__TASK PROMPT__
Your task is to output the entries below word for word.

++++++

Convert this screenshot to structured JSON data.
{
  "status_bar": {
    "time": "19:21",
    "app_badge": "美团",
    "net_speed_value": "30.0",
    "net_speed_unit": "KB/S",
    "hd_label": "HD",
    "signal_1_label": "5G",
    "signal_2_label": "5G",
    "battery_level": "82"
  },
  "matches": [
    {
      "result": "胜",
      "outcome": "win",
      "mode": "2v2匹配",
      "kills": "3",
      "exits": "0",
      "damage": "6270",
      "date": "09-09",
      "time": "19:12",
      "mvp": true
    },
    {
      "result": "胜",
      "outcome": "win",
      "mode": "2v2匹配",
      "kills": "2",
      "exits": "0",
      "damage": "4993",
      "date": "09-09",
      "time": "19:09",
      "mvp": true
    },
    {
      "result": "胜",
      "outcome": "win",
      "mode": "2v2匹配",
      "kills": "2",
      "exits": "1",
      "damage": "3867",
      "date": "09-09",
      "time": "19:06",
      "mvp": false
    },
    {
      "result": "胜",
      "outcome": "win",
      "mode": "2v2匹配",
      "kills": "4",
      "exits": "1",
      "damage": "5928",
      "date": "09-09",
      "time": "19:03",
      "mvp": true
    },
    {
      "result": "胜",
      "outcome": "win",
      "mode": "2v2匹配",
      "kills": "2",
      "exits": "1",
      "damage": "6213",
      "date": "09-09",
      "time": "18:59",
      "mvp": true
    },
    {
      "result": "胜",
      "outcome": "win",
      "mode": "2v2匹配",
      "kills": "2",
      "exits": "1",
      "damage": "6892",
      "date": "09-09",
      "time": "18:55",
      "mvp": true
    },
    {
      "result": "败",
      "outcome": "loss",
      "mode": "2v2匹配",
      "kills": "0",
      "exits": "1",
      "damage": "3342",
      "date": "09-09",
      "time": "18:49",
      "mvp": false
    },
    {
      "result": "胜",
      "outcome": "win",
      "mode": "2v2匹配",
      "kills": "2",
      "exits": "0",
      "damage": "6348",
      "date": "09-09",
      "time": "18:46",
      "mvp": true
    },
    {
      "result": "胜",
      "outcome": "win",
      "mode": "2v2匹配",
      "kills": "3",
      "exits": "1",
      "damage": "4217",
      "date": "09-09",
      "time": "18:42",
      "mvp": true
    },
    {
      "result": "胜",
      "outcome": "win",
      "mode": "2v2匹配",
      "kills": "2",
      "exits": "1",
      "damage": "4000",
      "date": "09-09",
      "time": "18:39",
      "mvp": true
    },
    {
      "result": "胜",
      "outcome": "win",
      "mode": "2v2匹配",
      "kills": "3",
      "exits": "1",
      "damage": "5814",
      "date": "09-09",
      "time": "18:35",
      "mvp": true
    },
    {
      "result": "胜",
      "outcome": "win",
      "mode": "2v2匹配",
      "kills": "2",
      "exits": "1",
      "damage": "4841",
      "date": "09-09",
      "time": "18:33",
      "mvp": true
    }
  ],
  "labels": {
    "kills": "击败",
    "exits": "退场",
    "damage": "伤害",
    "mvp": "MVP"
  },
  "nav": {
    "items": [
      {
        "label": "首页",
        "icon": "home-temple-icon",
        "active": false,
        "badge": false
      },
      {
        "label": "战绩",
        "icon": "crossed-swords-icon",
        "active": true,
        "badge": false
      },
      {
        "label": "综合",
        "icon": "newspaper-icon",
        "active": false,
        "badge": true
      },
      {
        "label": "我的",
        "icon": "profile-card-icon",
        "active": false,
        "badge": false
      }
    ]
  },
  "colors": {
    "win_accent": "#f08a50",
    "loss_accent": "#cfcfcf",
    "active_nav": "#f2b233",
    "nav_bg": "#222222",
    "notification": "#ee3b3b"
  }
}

++++++

__OUTPUT FOR THIS TASK__
Convert this screenshot to structured JSON data.
{
  "status_bar": {
    "time": "19:21",
    "app_badge": "美团",
    "net_speed_value": "30.0",
    "net_speed_unit": "KB/S",
    "hd_label": "HD",
    "signal_1_label": "5G",
    "signal_2_label": "5G",
    "battery_level": "82"
  },
  "matches": [
    {
      "result": "胜",
      "outcome": "win",
      "mode": "2v2匹配",
      "kills": "3",
      "exits": "0",
      "damage": "6270",
      "date": "09-09",
      "time": "19:12",
      "mvp": true
    },
    {
      "result": "胜",
      "outcome": "win",
      "mode": "2v2匹配",
      "kills": "2",
      "exits": "0",
      "damage": "4993",
      "date": "09-09",
      "time": "19:09",
      "mvp": true
    },
    {
      "result": "胜",
      "outcome": "win",
      "mode": "2v2匹配",
      "kills": "2",
      "exits": "1",
      "damage": "3867",
      "date": "09-09",
      "time": "19:06",
      "mvp": false
    },
    {
      "result": "胜",
      "outcome": "win",
      "mode": "2v2匹配",
      "kills": "4",
      "exits": "1",
      "damage": "5928",
      "date": "09-09",
      "time": "19:03",
      "mvp": true
    },
    {
      "result": "胜",
      "outcome": "win",
      "mode": "2v2匹配",
      "kills": "2",
      "exits": "1",
      "damage": "6213",
      "date": "09-09",
      "time": "18:59",
      "mvp": true
    },
    {
      "result": "胜",
      "outcome": "win",
      "mode": "2v2匹配",
      "kills": "2",
      "exits": "1",
      "damage": "6892",
      "date": "09-09",
      "time": "18:55",
      "mvp": true
    },
    {
      "result": "败",
      "outcome": "loss",
      "mode": "2v2匹配",
      "kills": "0",
      "exits": "1",
      "damage": "3342",
      "date": "09-09",
      "time": "18:49",
      "mvp": false
    },
    {
      "result": "胜",
      "outcome": "win",
      "mode": "2v2匹配",
      "kills": "2",
      "exits": "0",
      "damage": "6348",
      "date": "09-09",
      "time": "18:46",
      "mvp": true
    },
    {
      "result": "胜",
      "outcome": "win",
      "mode": "2v2匹配",
      "kills": "3",
      "exits": "1",
      "damage": "4217",
      "date": "09-09",
      "time": "18:42",
      "mvp": true
    },
    {
      "result": "胜",
      "outcome": "win",
      "mode": "2v2匹配",
      "kills": "2",
      "exits": "1",
      "damage": "4000",
      "date": "09-09",
      "time": "18:39",
      "mvp": true
    },
    {
      "result": "胜",
      "outcome": "win",
      "mode": "2v2匹配",
      "kills": "3",
      "exits": "1",
      "damage": "5814",
      "date": "09-09",
      "time": "18:35",
      "mvp": true
    },
    {
      "result": "胜",
      "outcome": "win",
      "mode": "2v2匹配",
      "kills": "2",
      "exits": "1",
      "damage": "4841",
      "date": "09-09",
      "time": "18:33",
      "mvp": true
    }
  ],
  "labels": {
    "kills": "击败",
    "exits": "退场",
    "damage": "伤害",
    "mvp": "MVP"
  },
  "nav": {
    "items": [
      {
        "label": "首页",
        "icon": "home-temple-icon",
        "active": false,
        "badge": false
      },
      {
        "label": "战绩",
        "icon": "crossed-swords-icon",
        "active": true,
        "badge": false
      },
      {
        "label": "综合",
        "icon": "newspaper-icon",
        "active": false,
        "badge": true
      },
      {
        "label": "我的",
        "icon": "profile-card-icon",
        "active": false,
        "badge": false
      }
    ]
  },
  "colors": {
    "win_accent": "#f08a50",
    "loss_accent": "#cfcfcf",
    "active_nav": "#f2b233",
    "nav_bg": "#222222",
    "notification": "#ee3b3b"
  }
}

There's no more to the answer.